___ Input data

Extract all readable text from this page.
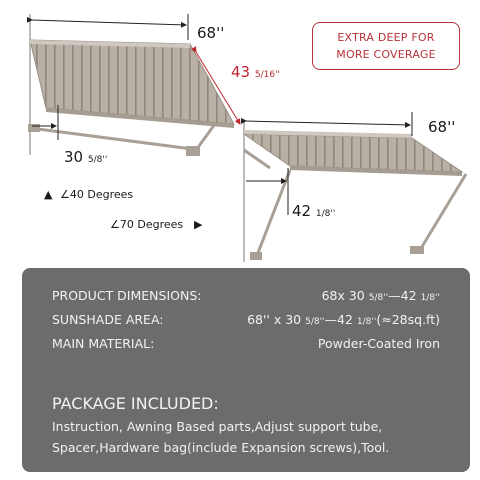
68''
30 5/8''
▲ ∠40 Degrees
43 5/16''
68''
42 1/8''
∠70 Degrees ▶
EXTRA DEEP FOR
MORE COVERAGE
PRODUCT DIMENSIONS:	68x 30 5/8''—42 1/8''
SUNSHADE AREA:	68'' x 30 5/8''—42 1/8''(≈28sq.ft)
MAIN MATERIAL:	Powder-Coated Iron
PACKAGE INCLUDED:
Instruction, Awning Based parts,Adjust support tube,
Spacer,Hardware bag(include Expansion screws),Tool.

______
___ Input data

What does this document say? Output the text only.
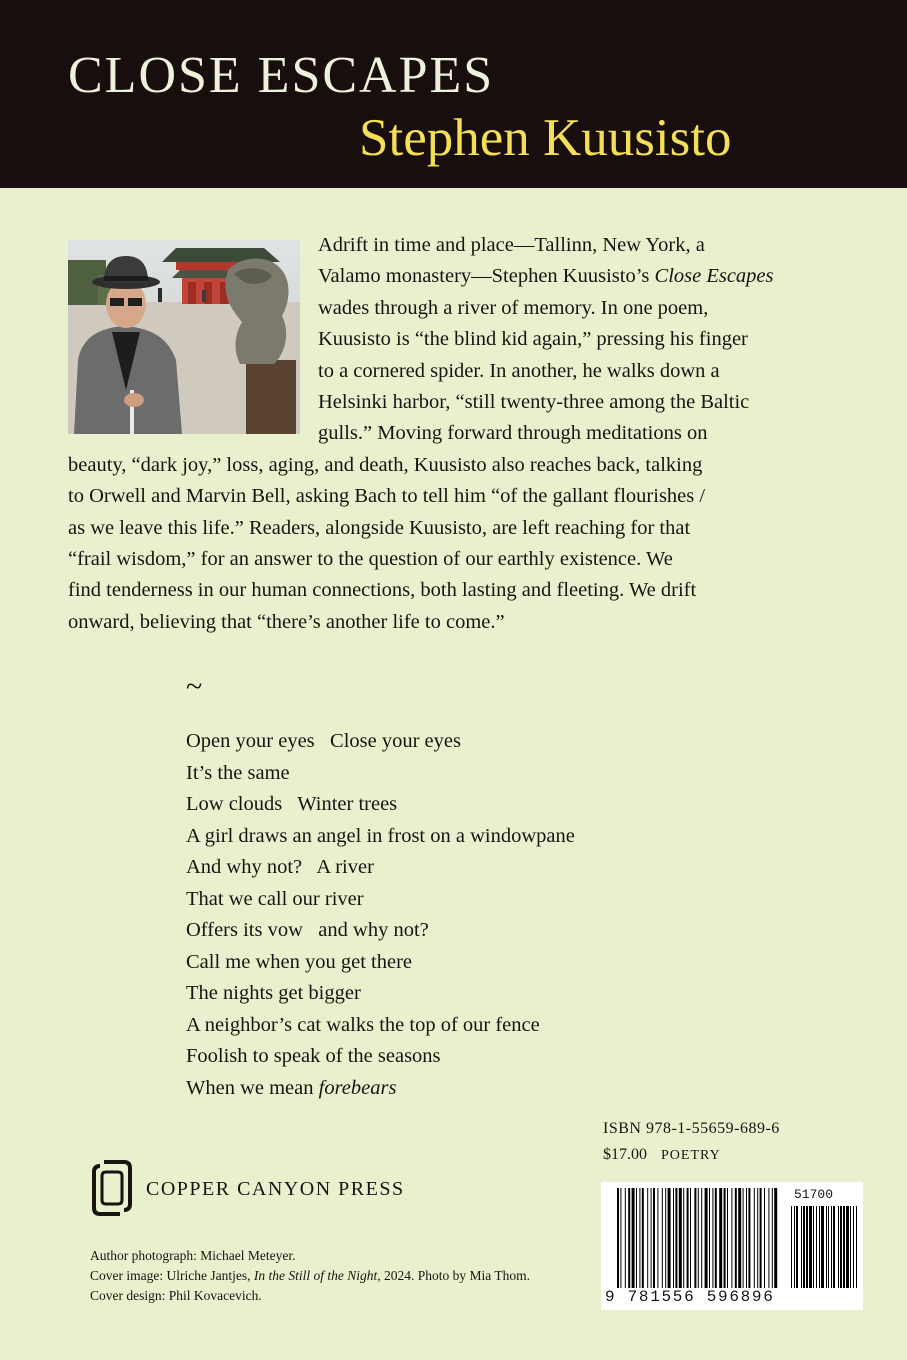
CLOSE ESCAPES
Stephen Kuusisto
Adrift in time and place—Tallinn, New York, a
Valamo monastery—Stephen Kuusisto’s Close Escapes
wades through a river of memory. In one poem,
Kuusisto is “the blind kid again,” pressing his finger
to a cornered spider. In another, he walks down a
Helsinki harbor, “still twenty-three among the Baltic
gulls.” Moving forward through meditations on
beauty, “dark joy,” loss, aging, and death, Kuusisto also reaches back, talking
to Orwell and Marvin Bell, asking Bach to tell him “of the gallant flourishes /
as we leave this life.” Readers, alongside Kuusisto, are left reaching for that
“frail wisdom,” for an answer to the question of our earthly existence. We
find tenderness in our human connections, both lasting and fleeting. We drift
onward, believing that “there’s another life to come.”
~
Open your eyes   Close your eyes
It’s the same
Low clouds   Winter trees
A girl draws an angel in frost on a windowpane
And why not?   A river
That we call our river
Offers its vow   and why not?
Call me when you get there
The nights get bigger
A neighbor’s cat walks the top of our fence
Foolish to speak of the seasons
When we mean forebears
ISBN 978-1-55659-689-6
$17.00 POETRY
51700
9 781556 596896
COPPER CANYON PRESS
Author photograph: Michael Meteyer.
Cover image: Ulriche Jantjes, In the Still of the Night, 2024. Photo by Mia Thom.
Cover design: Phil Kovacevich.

______
___ Input data

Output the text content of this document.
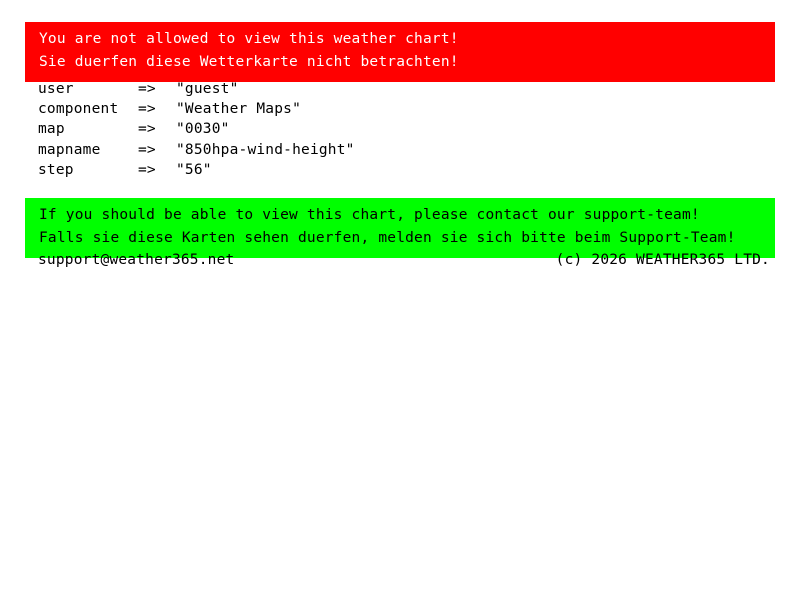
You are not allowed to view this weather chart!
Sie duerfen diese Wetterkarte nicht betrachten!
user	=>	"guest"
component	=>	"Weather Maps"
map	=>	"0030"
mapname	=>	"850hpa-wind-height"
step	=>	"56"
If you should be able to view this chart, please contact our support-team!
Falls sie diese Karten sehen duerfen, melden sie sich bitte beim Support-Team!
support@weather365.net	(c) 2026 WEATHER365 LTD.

______

Every line that holds the word "river" should be extracted.

[Answer to the exercise]
wades through a river of memory. In one poem,
And why not?   A river
That we call our river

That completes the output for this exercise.